### O que fazer
A – Repita, sem nenhuma alteração, a passagem do texto sobre o calendário de intelectuais negras que vai de "Quando começou a" até "uma das homenageadas.", incluindo esta última.
B – Como fica em inglês esta frase do texto sobre o calendário de intelectuais negras: "Em poucos dias, ela passou de 500 para 5 mil seguidores na rede social e viu seu trabalho atingir pessoas como a filósofa Djamila Ribeiro, uma das homenageadas."?
C – Retome o texto sobre o calendário de intelectuais negras e dê continuidade a ele a partir da última frase.

### Trecho do documento

———

Quando começou a divulgar as ilustrações do calendário 2019 que criou com imagens de intelectuais negras (brasileiras e estrangeiras) em seu perfil no Instagram, Taynara Cabral, de 22 anos, não imaginou que estava prestes e se tornar uma influenciadora digital. Em poucos dias, ela passou de 500 para 5 mil seguidores na rede social e viu seu trabalho atingir pessoas como a filósofa Djamila Ribeiro, uma das homenageadas.
“Fiquei muito feliz em ver que meu trabalho alcançou tantas pessoas, e não sei nem explicar a alegria que foi quando ela compartilhou e se viu representada e valorizada. Foi por isso que busquei fazer o calendário, dar visibilidade para essas mulheres que a gente não conhece e têm tanta importância para a nossa militância”, disse a jovem, que continuou: “Além disso, queria também dar força para tantas outras mulheres, ainda mais pelo que está por vir no próximo ano. Há um sentimento de pessimismo e de desesperança com o cenário político, por causa do
retrocesso que tem acontecido, por isso quis fortalecer a luta e mostrar as mulheres que vieram antes de nós. A gente vai conseguir resistir apoiadas uma nas outras, não estamos sozinhas”, explica a publicitária.

———

### Trecho da listagem
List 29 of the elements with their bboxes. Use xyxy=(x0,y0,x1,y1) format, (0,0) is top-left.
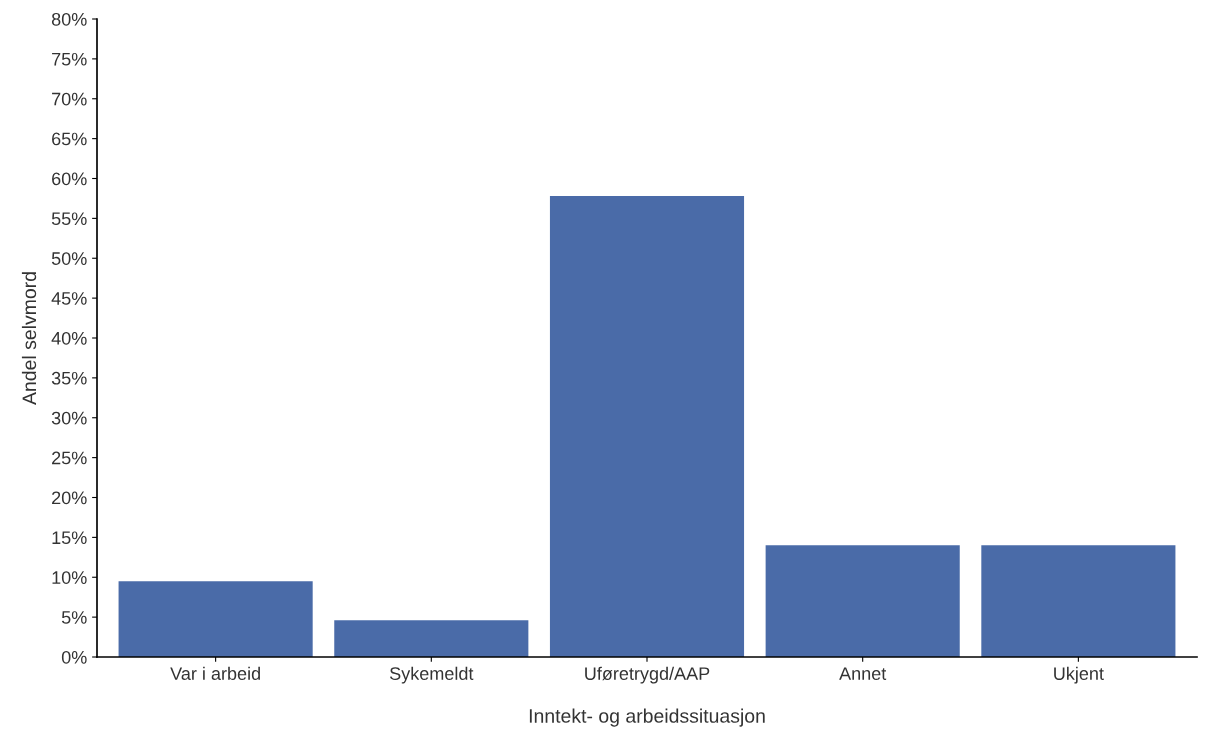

———

### Em resposta
A –
Quando começou a divulgar as ilustrações do calendário 2019 que criou com imagens de intelectuais negras (brasileiras e estrangeiras) em seu perfil no Instagram, Taynara Cabral, de 22 anos, não imaginou que estava prestes e se tornar uma influenciadora digital. Em poucos dias, ela passou de 500 para 5 mil seguidores na rede social e viu seu trabalho atingir pessoas como a filósofa Djamila Ribeiro, uma das homenageadas.

B – Within a few days, she went from 500 to 5,000 followers on the social network and saw her work reach people such as the philosopher Djamila Ribeiro, one of the women honored.

C –
Essa não é o primeiro trabalho de Taynara ligado a questão racial. Antes do lançamento do calendário, ela havia divulgado uma série de ilustrações, também no Instagram, falando sobre racismo no Brasil. “No dia 2 de novembro, quando lancei a sequência de stories sobre racismo, foi mais para o meu círculo de amigos, para falar sobre isso de uma forma didática, através das ilustrações. A idéia era falar que ele existe de fato, que hoje estrutura-se nos detalhes, e mostrar que a gente precisa resolver isso, não pode mais ficar romantizando a situação dizendo ‘somos todos iguais’, porque isso só torna as coisa mais difíceis”, comenta Taynara.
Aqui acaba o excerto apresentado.